## Work to do
Make an exact copy of all the data.

(Data entries for graphics)
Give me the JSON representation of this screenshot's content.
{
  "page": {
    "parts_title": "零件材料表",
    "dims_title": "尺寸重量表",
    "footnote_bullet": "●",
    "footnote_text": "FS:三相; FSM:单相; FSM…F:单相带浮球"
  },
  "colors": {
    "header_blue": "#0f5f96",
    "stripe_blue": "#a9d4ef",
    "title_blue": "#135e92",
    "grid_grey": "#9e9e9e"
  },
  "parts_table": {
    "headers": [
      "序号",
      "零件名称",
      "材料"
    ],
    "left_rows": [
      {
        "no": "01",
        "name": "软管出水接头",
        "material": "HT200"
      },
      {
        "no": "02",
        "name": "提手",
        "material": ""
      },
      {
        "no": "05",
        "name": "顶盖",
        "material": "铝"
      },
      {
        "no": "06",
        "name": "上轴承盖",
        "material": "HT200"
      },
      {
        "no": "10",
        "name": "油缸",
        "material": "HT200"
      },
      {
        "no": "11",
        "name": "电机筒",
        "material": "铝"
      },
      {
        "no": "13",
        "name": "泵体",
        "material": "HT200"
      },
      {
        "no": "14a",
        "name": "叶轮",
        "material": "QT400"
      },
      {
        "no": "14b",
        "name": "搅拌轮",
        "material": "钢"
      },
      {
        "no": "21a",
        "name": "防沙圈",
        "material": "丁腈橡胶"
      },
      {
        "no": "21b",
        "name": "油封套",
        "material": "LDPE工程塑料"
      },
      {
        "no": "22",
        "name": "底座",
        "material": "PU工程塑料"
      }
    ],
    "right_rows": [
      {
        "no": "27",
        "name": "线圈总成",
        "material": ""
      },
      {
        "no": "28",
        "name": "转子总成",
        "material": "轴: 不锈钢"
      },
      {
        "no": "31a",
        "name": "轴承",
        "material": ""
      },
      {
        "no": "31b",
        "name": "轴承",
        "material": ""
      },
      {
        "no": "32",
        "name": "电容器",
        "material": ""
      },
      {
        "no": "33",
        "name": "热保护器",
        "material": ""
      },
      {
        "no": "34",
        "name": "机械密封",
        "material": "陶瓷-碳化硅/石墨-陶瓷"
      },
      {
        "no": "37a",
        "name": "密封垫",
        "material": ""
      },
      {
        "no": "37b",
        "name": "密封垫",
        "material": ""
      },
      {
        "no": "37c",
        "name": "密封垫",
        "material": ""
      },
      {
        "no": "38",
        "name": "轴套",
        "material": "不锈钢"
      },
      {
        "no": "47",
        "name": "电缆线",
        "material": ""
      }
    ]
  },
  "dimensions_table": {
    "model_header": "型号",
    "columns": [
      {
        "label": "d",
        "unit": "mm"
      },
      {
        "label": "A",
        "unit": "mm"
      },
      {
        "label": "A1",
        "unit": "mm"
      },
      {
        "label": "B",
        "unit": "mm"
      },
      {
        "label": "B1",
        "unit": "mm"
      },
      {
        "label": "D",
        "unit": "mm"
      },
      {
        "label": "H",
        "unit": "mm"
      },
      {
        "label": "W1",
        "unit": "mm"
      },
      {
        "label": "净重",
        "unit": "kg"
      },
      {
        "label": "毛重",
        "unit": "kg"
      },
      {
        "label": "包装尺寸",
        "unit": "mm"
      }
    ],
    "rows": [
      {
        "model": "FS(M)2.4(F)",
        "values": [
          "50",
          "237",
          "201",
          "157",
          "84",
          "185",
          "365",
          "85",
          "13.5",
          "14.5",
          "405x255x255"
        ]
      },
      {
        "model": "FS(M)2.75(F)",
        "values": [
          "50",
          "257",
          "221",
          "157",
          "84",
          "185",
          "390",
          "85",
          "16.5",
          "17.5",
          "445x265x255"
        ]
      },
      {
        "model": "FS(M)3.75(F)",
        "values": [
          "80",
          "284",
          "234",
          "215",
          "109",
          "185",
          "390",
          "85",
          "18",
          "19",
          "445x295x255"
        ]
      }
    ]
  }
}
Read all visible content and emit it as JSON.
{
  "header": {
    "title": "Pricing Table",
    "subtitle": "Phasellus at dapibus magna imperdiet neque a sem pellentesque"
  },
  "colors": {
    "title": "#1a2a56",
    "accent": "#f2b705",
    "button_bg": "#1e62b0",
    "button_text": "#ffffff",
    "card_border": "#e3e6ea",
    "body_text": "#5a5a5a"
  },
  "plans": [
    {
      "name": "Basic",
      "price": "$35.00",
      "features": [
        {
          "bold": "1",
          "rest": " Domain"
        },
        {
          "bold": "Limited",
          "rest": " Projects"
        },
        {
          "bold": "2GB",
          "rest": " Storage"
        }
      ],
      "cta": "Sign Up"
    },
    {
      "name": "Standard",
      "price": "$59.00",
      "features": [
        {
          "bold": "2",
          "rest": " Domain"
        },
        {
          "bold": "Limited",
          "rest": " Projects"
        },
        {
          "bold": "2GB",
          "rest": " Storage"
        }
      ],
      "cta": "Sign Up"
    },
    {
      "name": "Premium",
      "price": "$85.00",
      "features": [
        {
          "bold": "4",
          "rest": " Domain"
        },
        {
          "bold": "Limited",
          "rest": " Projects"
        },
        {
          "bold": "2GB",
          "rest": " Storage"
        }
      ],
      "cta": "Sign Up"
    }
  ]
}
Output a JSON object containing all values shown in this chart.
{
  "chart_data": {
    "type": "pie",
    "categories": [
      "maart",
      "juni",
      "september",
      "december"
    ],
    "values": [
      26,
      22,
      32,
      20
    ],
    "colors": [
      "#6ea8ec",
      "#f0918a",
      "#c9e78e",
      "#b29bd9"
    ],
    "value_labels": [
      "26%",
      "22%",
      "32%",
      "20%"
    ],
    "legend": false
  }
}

## Finished answer
Give me the JSON representation of this screenshot's content.
{
  "page": {
    "parts_title": "零件材料表",
    "dims_title": "尺寸重量表",
    "footnote_bullet": "●",
    "footnote_text": "FS:三相; FSM:单相; FSM…F:单相带浮球"
  },
  "colors": {
    "header_blue": "#0f5f96",
    "stripe_blue": "#a9d4ef",
    "title_blue": "#135e92",
    "grid_grey": "#9e9e9e"
  },
  "parts_table": {
    "headers": [
      "序号",
      "零件名称",
      "材料"
    ],
    "left_rows": [
      {
        "no": "01",
        "name": "软管出水接头",
        "material": "HT200"
      },
      {
        "no": "02",
        "name": "提手",
        "material": ""
      },
      {
        "no": "05",
        "name": "顶盖",
        "material": "铝"
      },
      {
        "no": "06",
        "name": "上轴承盖",
        "material": "HT200"
      },
      {
        "no": "10",
        "name": "油缸",
        "material": "HT200"
      },
      {
        "no": "11",
        "name": "电机筒",
        "material": "铝"
      },
      {
        "no": "13",
        "name": "泵体",
        "material": "HT200"
      },
      {
        "no": "14a",
        "name": "叶轮",
        "material": "QT400"
      },
      {
        "no": "14b",
        "name": "搅拌轮",
        "material": "钢"
      },
      {
        "no": "21a",
        "name": "防沙圈",
        "material": "丁腈橡胶"
      },
      {
        "no": "21b",
        "name": "油封套",
        "material": "LDPE工程塑料"
      },
      {
        "no": "22",
        "name": "底座",
        "material": "PU工程塑料"
      }
    ],
    "right_rows": [
      {
        "no": "27",
        "name": "线圈总成",
        "material": ""
      },
      {
        "no": "28",
        "name": "转子总成",
        "material": "轴: 不锈钢"
      },
      {
        "no": "31a",
        "name": "轴承",
        "material": ""
      },
      {
        "no": "31b",
        "name": "轴承",
        "material": ""
      },
      {
        "no": "32",
        "name": "电容器",
        "material": ""
      },
      {
        "no": "33",
        "name": "热保护器",
        "material": ""
      },
      {
        "no": "34",
        "name": "机械密封",
        "material": "陶瓷-碳化硅/石墨-陶瓷"
      },
      {
        "no": "37a",
        "name": "密封垫",
        "material": ""
      },
      {
        "no": "37b",
        "name": "密封垫",
        "material": ""
      },
      {
        "no": "37c",
        "name": "密封垫",
        "material": ""
      },
      {
        "no": "38",
        "name": "轴套",
        "material": "不锈钢"
      },
      {
        "no": "47",
        "name": "电缆线",
        "material": ""
      }
    ]
  },
  "dimensions_table": {
    "model_header": "型号",
    "columns": [
      {
        "label": "d",
        "unit": "mm"
      },
      {
        "label": "A",
        "unit": "mm"
      },
      {
        "label": "A1",
        "unit": "mm"
      },
      {
        "label": "B",
        "unit": "mm"
      },
      {
        "label": "B1",
        "unit": "mm"
      },
      {
        "label": "D",
        "unit": "mm"
      },
      {
        "label": "H",
        "unit": "mm"
      },
      {
        "label": "W1",
        "unit": "mm"
      },
      {
        "label": "净重",
        "unit": "kg"
      },
      {
        "label": "毛重",
        "unit": "kg"
      },
      {
        "label": "包装尺寸",
        "unit": "mm"
      }
    ],
    "rows": [
      {
        "model": "FS(M)2.4(F)",
        "values": [
          "50",
          "237",
          "201",
          "157",
          "84",
          "185",
          "365",
          "85",
          "13.5",
          "14.5",
          "405x255x255"
        ]
      },
      {
        "model": "FS(M)2.75(F)",
        "values": [
          "50",
          "257",
          "221",
          "157",
          "84",
          "185",
          "390",
          "85",
          "16.5",
          "17.5",
          "445x265x255"
        ]
      },
      {
        "model": "FS(M)3.75(F)",
        "values": [
          "80",
          "284",
          "234",
          "215",
          "109",
          "185",
          "390",
          "85",
          "18",
          "19",
          "445x295x255"
        ]
      }
    ]
  }
}
Read all visible content and emit it as JSON.
{
  "header": {
    "title": "Pricing Table",
    "subtitle": "Phasellus at dapibus magna imperdiet neque a sem pellentesque"
  },
  "colors": {
    "title": "#1a2a56",
    "accent": "#f2b705",
    "button_bg": "#1e62b0",
    "button_text": "#ffffff",
    "card_border": "#e3e6ea",
    "body_text": "#5a5a5a"
  },
  "plans": [
    {
      "name": "Basic",
      "price": "$35.00",
      "features": [
        {
          "bold": "1",
          "rest": " Domain"
        },
        {
          "bold": "Limited",
          "rest": " Projects"
        },
        {
          "bold": "2GB",
          "rest": " Storage"
        }
      ],
      "cta": "Sign Up"
    },
    {
      "name": "Standard",
      "price": "$59.00",
      "features": [
        {
          "bold": "2",
          "rest": " Domain"
        },
        {
          "bold": "Limited",
          "rest": " Projects"
        },
        {
          "bold": "2GB",
          "rest": " Storage"
        }
      ],
      "cta": "Sign Up"
    },
    {
      "name": "Premium",
      "price": "$85.00",
      "features": [
        {
          "bold": "4",
          "rest": " Domain"
        },
        {
          "bold": "Limited",
          "rest": " Projects"
        },
        {
          "bold": "2GB",
          "rest": " Storage"
        }
      ],
      "cta": "Sign Up"
    }
  ]
}
Output a JSON object containing all values shown in this chart.
{
  "chart_data": {
    "type": "pie",
    "categories": [
      "maart",
      "juni",
      "september",
      "december"
    ],
    "values": [
      26,
      22,
      32,
      20
    ],
    "colors": [
      "#6ea8ec",
      "#f0918a",
      "#c9e78e",
      "#b29bd9"
    ],
    "value_labels": [
      "26%",
      "22%",
      "32%",
      "20%"
    ],
    "legend": false
  }
}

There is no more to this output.